## Extract provided

--------

Unfortunately, a hacker with a $1,500 budget and a few months of effort can often effectively wage war against companies with millions invested in security. It is important to understand that organizations have to spread focus across a million possible vulnerabilities, while the hacker only has to focus in on the one that was missed or not secured properly. Even worse, the average employee hacker can operate with no budget at all! We will discuss all of this in more detail later. For now, it is important to remember that the good guys are greatly outnumbered, and that while securing something can be resource-intensive, hacking into it simply requires time. For every hour spent securing something in this world, there may be thousands of hours spent trying to find a way into it.

graphics/02fig02.gif

Of course, there are many different types of hackers, each with his or her own set of motivations, resources, and each posing a different threat to an organization. There are a number of very distinct cultures that exist within the realm of the bad guys, some of which are quite fascinating and some of which are quite pathetic. The neat technical tools we saw in spy movies a few years ago comprise the stuff that professional criminals are actually using today. At the same time, the computer nerd that breaks into the mega-huge company using a shoestring and a stick of gum can also come true. Every place you look, everywhere you turn, there seems to be a bad guy. Chances are that everyone reading this book knows someone who is or has been a hacker at some point in time.

Our Abstract Battleground

Now that we have taken a peek at the two warring parties, let's take a moment to reflect on the physical reality behind the information security battlefield. All devices operate and communicate through a series of electrical pulses, mostly ones and zeros. When a person spends all of his or her time and creative effort trying to hack into a computer, he/she is simply trying to determine the correct combination of electrical pulses that will serve his/her needs. The good guys, on the other hand, spend all of their time and attention regulating the sequences of electrical pulses entering the environment to guard against attacks. Can you imagine the millions of dollars some companies spend simply to regulate the small pulses of energy coming into their information storage centers?

So next time someone asks you what your job is, you can safely say, "I work to make sure that only authorized and expected sequences of energy pulses come into contact with our information devices." This certainly does not make information security any easier to comprehend, however.

Is Anyone Winning?

There was a time in the not-too-distant past when it was extraordinarily easy to hack into a company, steal or manipulate its data, and then get out clean and easy without a trace. This could be accomplished through a simple program that could have been created in a matter of hours. Fortunately, the idea of malicious hacking was not as widespread back then as it is today.

By taking a closer look, it would appear that the world of the good guy and the world of the bad guy are synchronized. It can certainly be viewed as a symbiotic relationship, each party needing the other to exist. Through this reflecting relationship, we are all growing together. The newest form of attack is always matched by the newest form of defense, and vice versa. Any group making a great leap in technology spawns a great leap on behalf of the other party. The more agencies and governments that get involved in the battle, the more motivation there is for hackers to increase their efforts. Thus, no group seems to ever win or lose, but we all simply remain in a stalemate of thrust and parry.

This does not mean, however, that there are not losers in these battles. Unfortunately, most organizations, including software and hardware manufacturers, deal with security on a reactive basis. As the ability to hack and secure make great leaps forward, the mass population tends to wait until it feels the knifepoint of the attacker before bothering to discover it has fallen far behind in its security practices. Saying that security and hacking seem to be in a stalemate does not mean that the average organization can say the same. While the technologies and methodologies tend to balance out, the rest of the world is still on the losing end of the battle.

--------

## Exercise aim
Reproduce, word for word, the part of the information security passage above starting with "So next time" and going on through "Is Anyone Winning?".

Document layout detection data

--------

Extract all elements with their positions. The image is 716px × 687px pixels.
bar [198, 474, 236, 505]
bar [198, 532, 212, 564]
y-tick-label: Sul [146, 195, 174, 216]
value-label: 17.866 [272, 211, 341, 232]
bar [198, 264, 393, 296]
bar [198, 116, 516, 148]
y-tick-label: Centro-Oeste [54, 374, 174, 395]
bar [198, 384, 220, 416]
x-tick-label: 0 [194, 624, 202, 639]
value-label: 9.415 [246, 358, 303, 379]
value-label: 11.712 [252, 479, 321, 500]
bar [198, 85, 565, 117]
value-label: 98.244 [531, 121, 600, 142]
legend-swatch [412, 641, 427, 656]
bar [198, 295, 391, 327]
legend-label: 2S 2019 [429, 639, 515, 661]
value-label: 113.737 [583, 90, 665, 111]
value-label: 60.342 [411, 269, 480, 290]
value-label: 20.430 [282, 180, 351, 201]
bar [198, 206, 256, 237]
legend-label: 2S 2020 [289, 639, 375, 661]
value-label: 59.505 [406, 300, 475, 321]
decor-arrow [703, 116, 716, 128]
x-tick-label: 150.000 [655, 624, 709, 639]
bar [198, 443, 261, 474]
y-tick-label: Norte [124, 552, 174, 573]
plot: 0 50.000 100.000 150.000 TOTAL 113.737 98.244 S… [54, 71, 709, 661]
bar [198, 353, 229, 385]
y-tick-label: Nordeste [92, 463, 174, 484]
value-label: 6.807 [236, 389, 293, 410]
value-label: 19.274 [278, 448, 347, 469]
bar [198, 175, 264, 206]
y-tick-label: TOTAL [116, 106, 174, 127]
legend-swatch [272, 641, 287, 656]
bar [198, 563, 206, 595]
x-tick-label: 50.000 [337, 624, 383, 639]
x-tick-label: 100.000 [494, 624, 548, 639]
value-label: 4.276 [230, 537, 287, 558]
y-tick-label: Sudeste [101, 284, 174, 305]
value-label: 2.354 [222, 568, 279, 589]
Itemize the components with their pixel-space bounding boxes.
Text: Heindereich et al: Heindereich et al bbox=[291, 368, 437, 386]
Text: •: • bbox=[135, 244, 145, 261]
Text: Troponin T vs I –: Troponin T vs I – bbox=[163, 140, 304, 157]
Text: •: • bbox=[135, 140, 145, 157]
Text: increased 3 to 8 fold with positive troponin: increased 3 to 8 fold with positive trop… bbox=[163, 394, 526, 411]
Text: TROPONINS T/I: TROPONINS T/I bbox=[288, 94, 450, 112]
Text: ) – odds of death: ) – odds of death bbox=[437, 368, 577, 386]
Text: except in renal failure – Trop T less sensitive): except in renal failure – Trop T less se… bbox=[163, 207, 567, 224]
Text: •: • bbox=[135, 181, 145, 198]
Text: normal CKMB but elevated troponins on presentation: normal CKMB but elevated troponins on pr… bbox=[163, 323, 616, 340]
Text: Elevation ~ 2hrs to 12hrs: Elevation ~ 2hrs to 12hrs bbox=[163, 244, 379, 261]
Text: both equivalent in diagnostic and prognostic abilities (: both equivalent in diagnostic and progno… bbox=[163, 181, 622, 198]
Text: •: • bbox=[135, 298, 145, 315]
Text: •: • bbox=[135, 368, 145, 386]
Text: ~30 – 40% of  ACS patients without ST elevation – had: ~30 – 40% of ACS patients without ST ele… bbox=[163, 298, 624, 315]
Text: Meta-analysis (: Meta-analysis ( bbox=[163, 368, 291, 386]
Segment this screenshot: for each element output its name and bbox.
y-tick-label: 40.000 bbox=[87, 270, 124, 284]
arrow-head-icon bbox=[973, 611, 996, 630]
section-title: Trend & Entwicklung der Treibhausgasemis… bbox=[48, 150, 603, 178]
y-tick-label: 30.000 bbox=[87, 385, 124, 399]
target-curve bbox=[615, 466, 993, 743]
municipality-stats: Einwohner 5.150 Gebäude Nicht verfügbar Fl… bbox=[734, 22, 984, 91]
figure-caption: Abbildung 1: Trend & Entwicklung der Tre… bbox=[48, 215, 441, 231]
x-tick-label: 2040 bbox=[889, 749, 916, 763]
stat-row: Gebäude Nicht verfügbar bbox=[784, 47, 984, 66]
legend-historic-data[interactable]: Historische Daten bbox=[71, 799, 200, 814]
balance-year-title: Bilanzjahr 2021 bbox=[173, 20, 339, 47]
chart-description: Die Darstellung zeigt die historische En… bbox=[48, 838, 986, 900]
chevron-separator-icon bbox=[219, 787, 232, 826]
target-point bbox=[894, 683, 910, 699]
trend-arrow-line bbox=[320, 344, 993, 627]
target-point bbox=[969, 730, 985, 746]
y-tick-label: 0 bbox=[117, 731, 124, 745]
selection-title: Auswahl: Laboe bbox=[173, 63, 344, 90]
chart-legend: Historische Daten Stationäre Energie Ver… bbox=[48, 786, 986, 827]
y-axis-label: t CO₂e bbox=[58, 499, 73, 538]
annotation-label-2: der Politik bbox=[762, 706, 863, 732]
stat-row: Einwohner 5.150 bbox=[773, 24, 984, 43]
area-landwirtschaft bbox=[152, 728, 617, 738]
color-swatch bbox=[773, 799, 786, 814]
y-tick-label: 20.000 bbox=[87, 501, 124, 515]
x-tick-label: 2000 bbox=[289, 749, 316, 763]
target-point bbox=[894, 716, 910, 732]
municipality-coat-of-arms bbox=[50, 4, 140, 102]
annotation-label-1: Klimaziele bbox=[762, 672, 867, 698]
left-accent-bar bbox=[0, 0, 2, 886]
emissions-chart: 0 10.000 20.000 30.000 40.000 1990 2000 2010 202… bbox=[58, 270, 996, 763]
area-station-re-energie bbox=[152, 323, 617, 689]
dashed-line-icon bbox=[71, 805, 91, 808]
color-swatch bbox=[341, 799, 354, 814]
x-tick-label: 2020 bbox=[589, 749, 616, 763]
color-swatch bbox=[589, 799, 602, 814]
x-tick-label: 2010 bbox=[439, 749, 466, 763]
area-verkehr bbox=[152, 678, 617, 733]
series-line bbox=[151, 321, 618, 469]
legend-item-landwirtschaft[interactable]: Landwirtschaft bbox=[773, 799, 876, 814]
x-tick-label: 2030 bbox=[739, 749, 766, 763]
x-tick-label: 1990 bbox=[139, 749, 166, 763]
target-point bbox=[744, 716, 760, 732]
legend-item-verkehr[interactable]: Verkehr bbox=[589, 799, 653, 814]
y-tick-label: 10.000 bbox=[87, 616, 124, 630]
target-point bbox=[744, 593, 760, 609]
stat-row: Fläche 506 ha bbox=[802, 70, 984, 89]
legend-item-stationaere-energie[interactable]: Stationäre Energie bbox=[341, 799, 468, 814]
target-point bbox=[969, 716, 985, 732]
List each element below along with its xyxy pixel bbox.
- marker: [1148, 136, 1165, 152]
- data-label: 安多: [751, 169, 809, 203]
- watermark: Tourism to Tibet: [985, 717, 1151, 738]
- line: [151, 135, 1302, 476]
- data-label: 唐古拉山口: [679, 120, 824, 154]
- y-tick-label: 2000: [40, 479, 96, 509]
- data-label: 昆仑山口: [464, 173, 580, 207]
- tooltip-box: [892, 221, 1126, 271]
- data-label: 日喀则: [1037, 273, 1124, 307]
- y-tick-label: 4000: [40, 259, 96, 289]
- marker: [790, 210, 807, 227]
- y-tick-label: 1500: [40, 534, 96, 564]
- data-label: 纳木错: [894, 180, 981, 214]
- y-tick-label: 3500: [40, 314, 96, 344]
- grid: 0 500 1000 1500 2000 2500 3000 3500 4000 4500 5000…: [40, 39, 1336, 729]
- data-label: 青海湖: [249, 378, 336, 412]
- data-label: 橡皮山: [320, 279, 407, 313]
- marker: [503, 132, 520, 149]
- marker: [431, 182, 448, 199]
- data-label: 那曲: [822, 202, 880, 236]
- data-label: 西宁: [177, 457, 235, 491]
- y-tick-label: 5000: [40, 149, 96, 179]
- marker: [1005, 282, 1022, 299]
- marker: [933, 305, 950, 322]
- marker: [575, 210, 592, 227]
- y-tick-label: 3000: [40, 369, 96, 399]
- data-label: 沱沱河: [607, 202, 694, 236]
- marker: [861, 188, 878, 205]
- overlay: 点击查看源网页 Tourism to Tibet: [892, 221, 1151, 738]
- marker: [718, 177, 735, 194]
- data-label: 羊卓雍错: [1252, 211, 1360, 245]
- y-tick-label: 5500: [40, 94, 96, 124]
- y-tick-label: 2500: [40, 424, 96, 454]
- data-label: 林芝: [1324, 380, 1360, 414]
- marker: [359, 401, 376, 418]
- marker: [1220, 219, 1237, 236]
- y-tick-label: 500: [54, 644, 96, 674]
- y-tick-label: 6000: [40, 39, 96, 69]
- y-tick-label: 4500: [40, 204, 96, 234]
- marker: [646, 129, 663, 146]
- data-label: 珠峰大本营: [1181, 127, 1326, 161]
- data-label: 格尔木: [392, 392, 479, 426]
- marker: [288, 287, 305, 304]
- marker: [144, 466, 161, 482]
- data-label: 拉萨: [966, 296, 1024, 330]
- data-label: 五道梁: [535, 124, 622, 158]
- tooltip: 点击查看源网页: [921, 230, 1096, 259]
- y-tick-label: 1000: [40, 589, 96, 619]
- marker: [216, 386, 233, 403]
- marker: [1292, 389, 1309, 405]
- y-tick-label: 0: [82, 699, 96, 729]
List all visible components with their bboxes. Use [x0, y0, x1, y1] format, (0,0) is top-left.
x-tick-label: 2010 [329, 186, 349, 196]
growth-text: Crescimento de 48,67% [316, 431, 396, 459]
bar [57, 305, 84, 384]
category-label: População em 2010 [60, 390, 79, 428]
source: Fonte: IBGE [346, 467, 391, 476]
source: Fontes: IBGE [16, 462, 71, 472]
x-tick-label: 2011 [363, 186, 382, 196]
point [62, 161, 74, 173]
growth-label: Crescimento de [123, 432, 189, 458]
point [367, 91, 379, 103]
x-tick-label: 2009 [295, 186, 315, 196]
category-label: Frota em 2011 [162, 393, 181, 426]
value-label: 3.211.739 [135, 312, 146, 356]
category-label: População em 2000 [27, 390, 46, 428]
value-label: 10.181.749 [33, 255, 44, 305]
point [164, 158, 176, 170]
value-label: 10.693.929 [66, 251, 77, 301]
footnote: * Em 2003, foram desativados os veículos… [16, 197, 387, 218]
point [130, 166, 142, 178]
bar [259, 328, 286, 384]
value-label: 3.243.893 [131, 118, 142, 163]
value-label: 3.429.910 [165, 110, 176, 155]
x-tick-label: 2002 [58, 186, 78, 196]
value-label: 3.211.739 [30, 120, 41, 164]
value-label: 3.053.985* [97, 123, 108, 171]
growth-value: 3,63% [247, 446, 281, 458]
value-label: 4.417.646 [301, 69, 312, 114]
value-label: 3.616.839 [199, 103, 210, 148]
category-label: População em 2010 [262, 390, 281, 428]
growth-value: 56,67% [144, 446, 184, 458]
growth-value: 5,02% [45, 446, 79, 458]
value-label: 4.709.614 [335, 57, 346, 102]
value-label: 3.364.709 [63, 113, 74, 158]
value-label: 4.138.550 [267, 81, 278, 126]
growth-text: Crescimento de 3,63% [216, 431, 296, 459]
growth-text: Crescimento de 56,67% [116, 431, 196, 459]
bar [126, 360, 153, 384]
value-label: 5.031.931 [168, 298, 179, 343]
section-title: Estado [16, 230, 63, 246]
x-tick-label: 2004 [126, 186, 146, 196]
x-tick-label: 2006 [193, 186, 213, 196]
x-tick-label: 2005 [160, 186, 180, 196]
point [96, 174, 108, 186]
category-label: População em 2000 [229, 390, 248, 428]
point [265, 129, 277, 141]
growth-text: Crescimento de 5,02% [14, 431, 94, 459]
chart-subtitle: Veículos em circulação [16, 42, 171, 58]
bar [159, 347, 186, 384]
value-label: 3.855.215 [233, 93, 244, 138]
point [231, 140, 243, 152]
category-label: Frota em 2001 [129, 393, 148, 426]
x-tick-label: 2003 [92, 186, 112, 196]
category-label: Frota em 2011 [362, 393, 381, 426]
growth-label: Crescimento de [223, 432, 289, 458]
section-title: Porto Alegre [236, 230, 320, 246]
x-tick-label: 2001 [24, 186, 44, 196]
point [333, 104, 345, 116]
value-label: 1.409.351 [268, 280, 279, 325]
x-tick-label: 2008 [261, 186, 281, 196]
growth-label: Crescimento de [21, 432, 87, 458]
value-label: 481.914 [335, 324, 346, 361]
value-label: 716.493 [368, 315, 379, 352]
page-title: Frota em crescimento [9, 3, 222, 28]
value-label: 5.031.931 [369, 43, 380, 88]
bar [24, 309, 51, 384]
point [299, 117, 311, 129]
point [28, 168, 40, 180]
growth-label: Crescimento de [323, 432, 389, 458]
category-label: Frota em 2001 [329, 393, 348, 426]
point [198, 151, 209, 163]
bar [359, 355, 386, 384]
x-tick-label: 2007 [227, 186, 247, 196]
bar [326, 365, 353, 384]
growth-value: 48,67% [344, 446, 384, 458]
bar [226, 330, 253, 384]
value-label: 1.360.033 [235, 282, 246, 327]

--------

## Output of the task
So next time someone asks you what your job is, you can safely say, "I work to make sure that only authorized and expected sequences of energy pulses come into contact with our information devices." This certainly does not make information security any easier to comprehend, however.

Is Anyone Winning?